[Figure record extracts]

>>>>>

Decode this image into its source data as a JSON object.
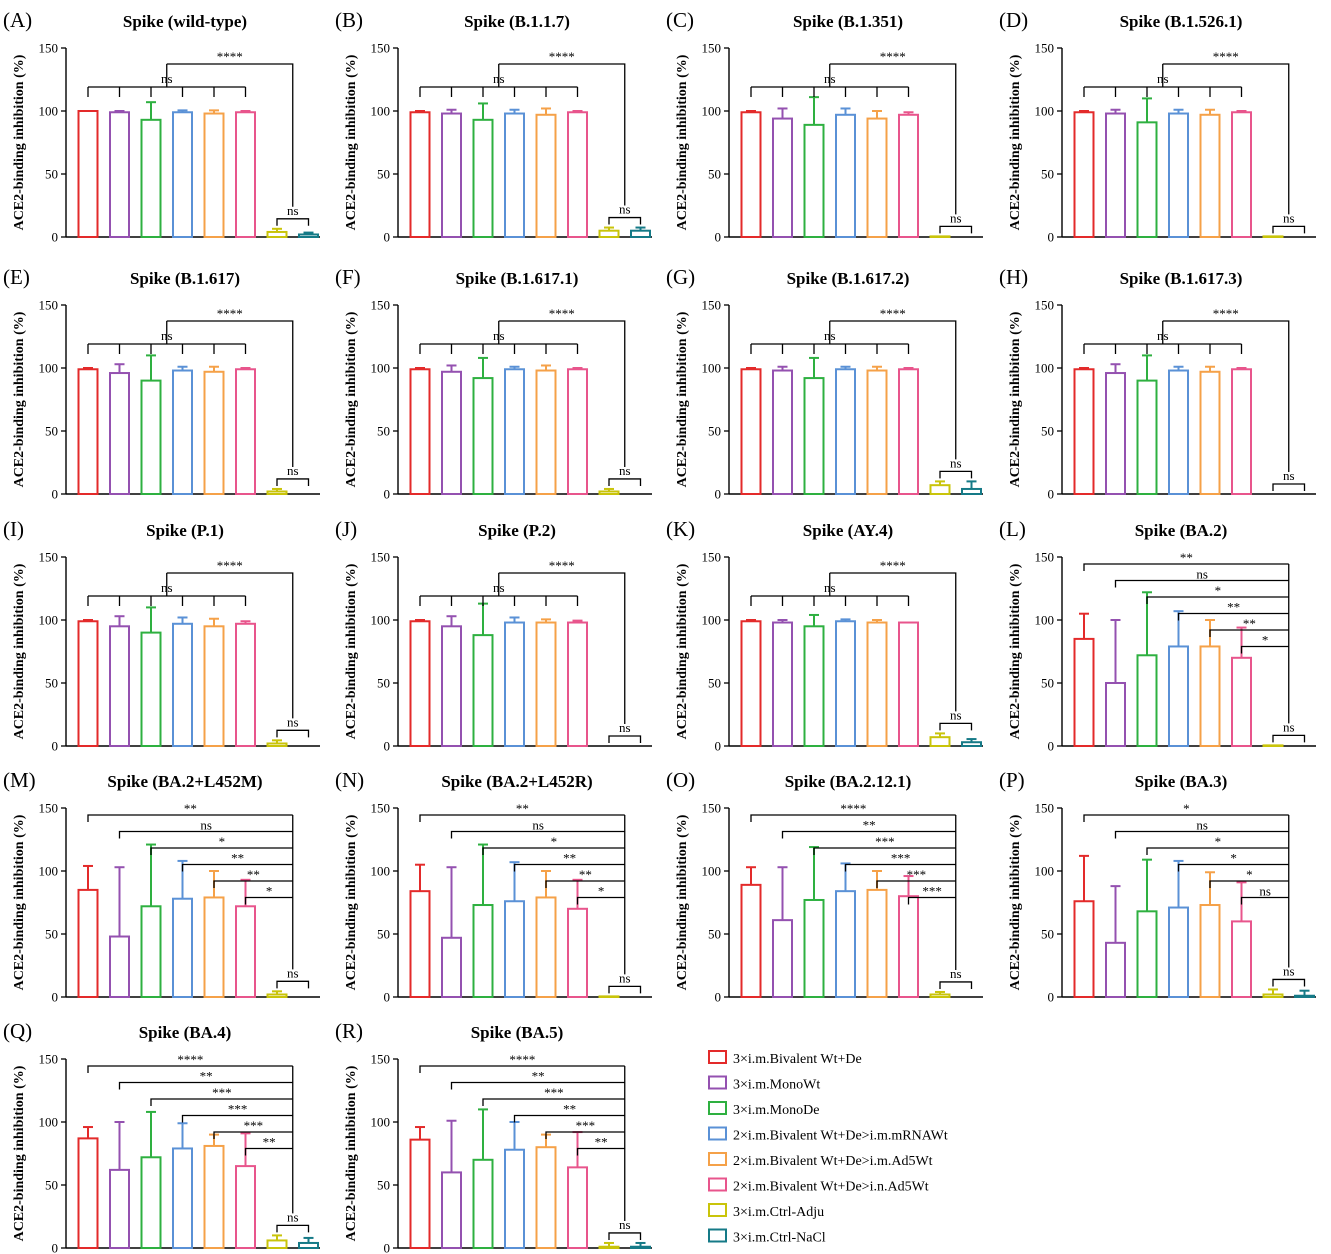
{
  "colors": [
    "#e32a2a",
    "#9451b0",
    "#2eb040",
    "#5a91d6",
    "#f5a148",
    "#e8558c",
    "#c9c40a",
    "#157a87"
  ],
  "legend": {
    "position": "bottom-right",
    "items": [
      "3×i.m.Bivalent Wt+De",
      "3×i.m.MonoWt",
      "3×i.m.MonoDe",
      "2×i.m.Bivalent Wt+De>i.m.mRNAWt",
      "2×i.m.Bivalent Wt+De>i.m.Ad5Wt",
      "2×i.m.Bivalent Wt+De>i.n.Ad5Wt",
      "3×i.m.Ctrl-Adju",
      "3×i.m.Ctrl-NaCl"
    ]
  },
  "chart_data": [
    {
      "type": "bar",
      "letter": "(A)",
      "title": "Spike (wild-type)",
      "ylabel": "ACE2-binding inhibition (%)",
      "ylim": [
        0,
        150
      ],
      "yticks": [
        0,
        50,
        100,
        150
      ],
      "values": [
        100,
        99,
        93,
        99,
        98,
        99,
        4,
        2
      ],
      "errors": [
        0,
        1,
        14,
        1.5,
        2.5,
        1,
        2.5,
        1.5
      ],
      "comparisons": {
        "style": "bracket",
        "group_label": "ns",
        "group_bars": [
          0,
          1,
          2,
          3,
          4,
          5
        ],
        "overall_label": "****",
        "control_label": "ns"
      }
    },
    {
      "type": "bar",
      "letter": "(B)",
      "title": "Spike (B.1.1.7)",
      "ylabel": "ACE2-binding inhibition (%)",
      "ylim": [
        0,
        150
      ],
      "yticks": [
        0,
        50,
        100,
        150
      ],
      "values": [
        99,
        98,
        93,
        98,
        97,
        99,
        5,
        5
      ],
      "errors": [
        1,
        3,
        13,
        3,
        5,
        1,
        2.5,
        2.5
      ],
      "comparisons": {
        "style": "bracket",
        "group_label": "ns",
        "group_bars": [
          0,
          1,
          2,
          3,
          4,
          5
        ],
        "overall_label": "****",
        "control_label": "ns"
      }
    },
    {
      "type": "bar",
      "letter": "(C)",
      "title": "Spike (B.1.351)",
      "ylabel": "ACE2-binding inhibition (%)",
      "ylim": [
        0,
        150
      ],
      "yticks": [
        0,
        50,
        100,
        150
      ],
      "values": [
        99,
        94,
        89,
        97,
        94,
        97,
        0.5,
        0
      ],
      "errors": [
        1,
        8,
        22,
        5,
        6,
        2,
        0,
        0
      ],
      "comparisons": {
        "style": "bracket",
        "group_label": "ns",
        "group_bars": [
          0,
          1,
          2,
          3,
          4,
          5
        ],
        "overall_label": "****",
        "control_label": "ns"
      }
    },
    {
      "type": "bar",
      "letter": "(D)",
      "title": "Spike (B.1.526.1)",
      "ylabel": "ACE2-binding inhibition (%)",
      "ylim": [
        0,
        150
      ],
      "yticks": [
        0,
        50,
        100,
        150
      ],
      "values": [
        99,
        98,
        91,
        98,
        97,
        99,
        0.5,
        0
      ],
      "errors": [
        1,
        3,
        19,
        3,
        4,
        1,
        0,
        0
      ],
      "comparisons": {
        "style": "bracket",
        "group_label": "ns",
        "group_bars": [
          0,
          1,
          2,
          3,
          4,
          5
        ],
        "overall_label": "****",
        "control_label": "ns"
      }
    },
    {
      "type": "bar",
      "letter": "(E)",
      "title": "Spike (B.1.617)",
      "ylabel": "ACE2-binding inhibition (%)",
      "ylim": [
        0,
        150
      ],
      "yticks": [
        0,
        50,
        100,
        150
      ],
      "values": [
        99,
        96,
        90,
        98,
        97,
        99,
        2,
        0
      ],
      "errors": [
        1,
        7,
        20,
        3,
        4,
        1,
        2,
        0
      ],
      "comparisons": {
        "style": "bracket",
        "group_label": "ns",
        "group_bars": [
          0,
          1,
          2,
          3,
          4,
          5
        ],
        "overall_label": "****",
        "control_label": "ns"
      }
    },
    {
      "type": "bar",
      "letter": "(F)",
      "title": "Spike (B.1.617.1)",
      "ylabel": "ACE2-binding inhibition (%)",
      "ylim": [
        0,
        150
      ],
      "yticks": [
        0,
        50,
        100,
        150
      ],
      "values": [
        99,
        97,
        92,
        99,
        98,
        99,
        2,
        0
      ],
      "errors": [
        1,
        5,
        16,
        2,
        4,
        1,
        2,
        0
      ],
      "comparisons": {
        "style": "bracket",
        "group_label": "ns",
        "group_bars": [
          0,
          1,
          2,
          3,
          4,
          5
        ],
        "overall_label": "****",
        "control_label": "ns"
      }
    },
    {
      "type": "bar",
      "letter": "(G)",
      "title": "Spike (B.1.617.2)",
      "ylabel": "ACE2-binding inhibition (%)",
      "ylim": [
        0,
        150
      ],
      "yticks": [
        0,
        50,
        100,
        150
      ],
      "values": [
        99,
        98,
        92,
        99,
        98,
        99,
        7,
        4
      ],
      "errors": [
        1,
        3,
        16,
        2,
        3,
        1,
        3,
        6
      ],
      "comparisons": {
        "style": "bracket",
        "group_label": "ns",
        "group_bars": [
          0,
          1,
          2,
          3,
          4,
          5
        ],
        "overall_label": "****",
        "control_label": "ns"
      }
    },
    {
      "type": "bar",
      "letter": "(H)",
      "title": "Spike (B.1.617.3)",
      "ylabel": "ACE2-binding inhibition (%)",
      "ylim": [
        0,
        150
      ],
      "yticks": [
        0,
        50,
        100,
        150
      ],
      "values": [
        99,
        96,
        90,
        98,
        97,
        99,
        0,
        0
      ],
      "errors": [
        1,
        7,
        20,
        3,
        4,
        1,
        0,
        0
      ],
      "comparisons": {
        "style": "bracket",
        "group_label": "ns",
        "group_bars": [
          0,
          1,
          2,
          3,
          4,
          5
        ],
        "overall_label": "****",
        "control_label": "ns"
      }
    },
    {
      "type": "bar",
      "letter": "(I)",
      "title": "Spike (P.1)",
      "ylabel": "ACE2-binding inhibition (%)",
      "ylim": [
        0,
        150
      ],
      "yticks": [
        0,
        50,
        100,
        150
      ],
      "values": [
        99,
        95,
        90,
        97,
        95,
        97,
        2,
        0
      ],
      "errors": [
        1,
        8,
        20,
        5,
        6,
        2,
        2.5,
        0
      ],
      "comparisons": {
        "style": "bracket",
        "group_label": "ns",
        "group_bars": [
          0,
          1,
          2,
          3,
          4,
          5
        ],
        "overall_label": "****",
        "control_label": "ns"
      }
    },
    {
      "type": "bar",
      "letter": "(J)",
      "title": "Spike (P.2)",
      "ylabel": "ACE2-binding inhibition (%)",
      "ylim": [
        0,
        150
      ],
      "yticks": [
        0,
        50,
        100,
        150
      ],
      "values": [
        99,
        95,
        88,
        98,
        98,
        98,
        0,
        0
      ],
      "errors": [
        1,
        8,
        25,
        4,
        2.5,
        1.5,
        0,
        0
      ],
      "comparisons": {
        "style": "bracket",
        "group_label": "ns",
        "group_bars": [
          0,
          1,
          2,
          3,
          4,
          5
        ],
        "overall_label": "****",
        "control_label": "ns"
      }
    },
    {
      "type": "bar",
      "letter": "(K)",
      "title": "Spike (AY.4)",
      "ylabel": "ACE2-binding inhibition (%)",
      "ylim": [
        0,
        150
      ],
      "yticks": [
        0,
        50,
        100,
        150
      ],
      "values": [
        99,
        98,
        95,
        99,
        98,
        98,
        7,
        3
      ],
      "errors": [
        1,
        2,
        9,
        1.5,
        2,
        0,
        3,
        2.5
      ],
      "comparisons": {
        "style": "bracket",
        "group_label": "ns",
        "group_bars": [
          0,
          1,
          2,
          3,
          4,
          5
        ],
        "overall_label": "****",
        "control_label": "ns"
      }
    },
    {
      "type": "bar",
      "letter": "(L)",
      "title": "Spike (BA.2)",
      "ylabel": "ACE2-binding inhibition (%)",
      "ylim": [
        0,
        150
      ],
      "yticks": [
        0,
        50,
        100,
        150
      ],
      "values": [
        85,
        50,
        72,
        79,
        79,
        70,
        0.5,
        0
      ],
      "errors": [
        20,
        50,
        50,
        28,
        21,
        24,
        0,
        0
      ],
      "comparisons": {
        "style": "ladder",
        "labels": [
          "**",
          "ns",
          "*",
          "**",
          "**",
          "*"
        ],
        "control_label": "ns"
      }
    },
    {
      "type": "bar",
      "letter": "(M)",
      "title": "Spike (BA.2+L452M)",
      "ylabel": "ACE2-binding inhibition (%)",
      "ylim": [
        0,
        150
      ],
      "yticks": [
        0,
        50,
        100,
        150
      ],
      "values": [
        85,
        48,
        72,
        78,
        79,
        72,
        2,
        0
      ],
      "errors": [
        19,
        55,
        49,
        30,
        21,
        21,
        2.5,
        0
      ],
      "comparisons": {
        "style": "ladder",
        "labels": [
          "**",
          "ns",
          "*",
          "**",
          "**",
          "*"
        ],
        "control_label": "ns"
      }
    },
    {
      "type": "bar",
      "letter": "(N)",
      "title": "Spike (BA.2+L452R)",
      "ylabel": "ACE2-binding inhibition (%)",
      "ylim": [
        0,
        150
      ],
      "yticks": [
        0,
        50,
        100,
        150
      ],
      "values": [
        84,
        47,
        73,
        76,
        79,
        70,
        0.5,
        0
      ],
      "errors": [
        21,
        56,
        48,
        31,
        21,
        23,
        0,
        0
      ],
      "comparisons": {
        "style": "ladder",
        "labels": [
          "**",
          "ns",
          "*",
          "**",
          "**",
          "*"
        ],
        "control_label": "ns"
      }
    },
    {
      "type": "bar",
      "letter": "(O)",
      "title": "Spike (BA.2.12.1)",
      "ylabel": "ACE2-binding inhibition (%)",
      "ylim": [
        0,
        150
      ],
      "yticks": [
        0,
        50,
        100,
        150
      ],
      "values": [
        89,
        61,
        77,
        84,
        85,
        80,
        2,
        0
      ],
      "errors": [
        14,
        42,
        42,
        22,
        15,
        16,
        2,
        0
      ],
      "comparisons": {
        "style": "ladder",
        "labels": [
          "****",
          "**",
          "***",
          "***",
          "***",
          "***"
        ],
        "control_label": "ns"
      }
    },
    {
      "type": "bar",
      "letter": "(P)",
      "title": "Spike (BA.3)",
      "ylabel": "ACE2-binding inhibition (%)",
      "ylim": [
        0,
        150
      ],
      "yticks": [
        0,
        50,
        100,
        150
      ],
      "values": [
        76,
        43,
        68,
        71,
        73,
        60,
        2,
        1
      ],
      "errors": [
        36,
        45,
        41,
        37,
        26,
        31,
        4,
        4
      ],
      "comparisons": {
        "style": "ladder",
        "labels": [
          "*",
          "ns",
          "*",
          "*",
          "*",
          "ns"
        ],
        "control_label": "ns"
      }
    },
    {
      "type": "bar",
      "letter": "(Q)",
      "title": "Spike (BA.4)",
      "ylabel": "ACE2-binding inhibition (%)",
      "ylim": [
        0,
        150
      ],
      "yticks": [
        0,
        50,
        100,
        150
      ],
      "values": [
        87,
        62,
        72,
        79,
        81,
        65,
        6,
        4
      ],
      "errors": [
        9,
        38,
        36,
        20,
        9,
        26,
        4,
        4
      ],
      "comparisons": {
        "style": "ladder",
        "labels": [
          "****",
          "**",
          "***",
          "***",
          "***",
          "**"
        ],
        "control_label": "ns"
      }
    },
    {
      "type": "bar",
      "letter": "(R)",
      "title": "Spike (BA.5)",
      "ylabel": "ACE2-binding inhibition (%)",
      "ylim": [
        0,
        150
      ],
      "yticks": [
        0,
        50,
        100,
        150
      ],
      "values": [
        86,
        60,
        70,
        78,
        80,
        64,
        1,
        1
      ],
      "errors": [
        10,
        41,
        40,
        22,
        10,
        28,
        3,
        3
      ],
      "comparisons": {
        "style": "ladder",
        "labels": [
          "****",
          "**",
          "***",
          "**",
          "***",
          "**"
        ],
        "control_label": "ns"
      }
    }
  ]
}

<<<<<

What is being asked: Copy out each line of the entries where the word "Bivalent" is found.

Answer to this task:
      "3×i.m.Bivalent Wt+De",
      "2×i.m.Bivalent Wt+De>i.m.mRNAWt",
      "2×i.m.Bivalent Wt+De>i.m.Ad5Wt",
      "2×i.m.Bivalent Wt+De>i.n.Ad5Wt",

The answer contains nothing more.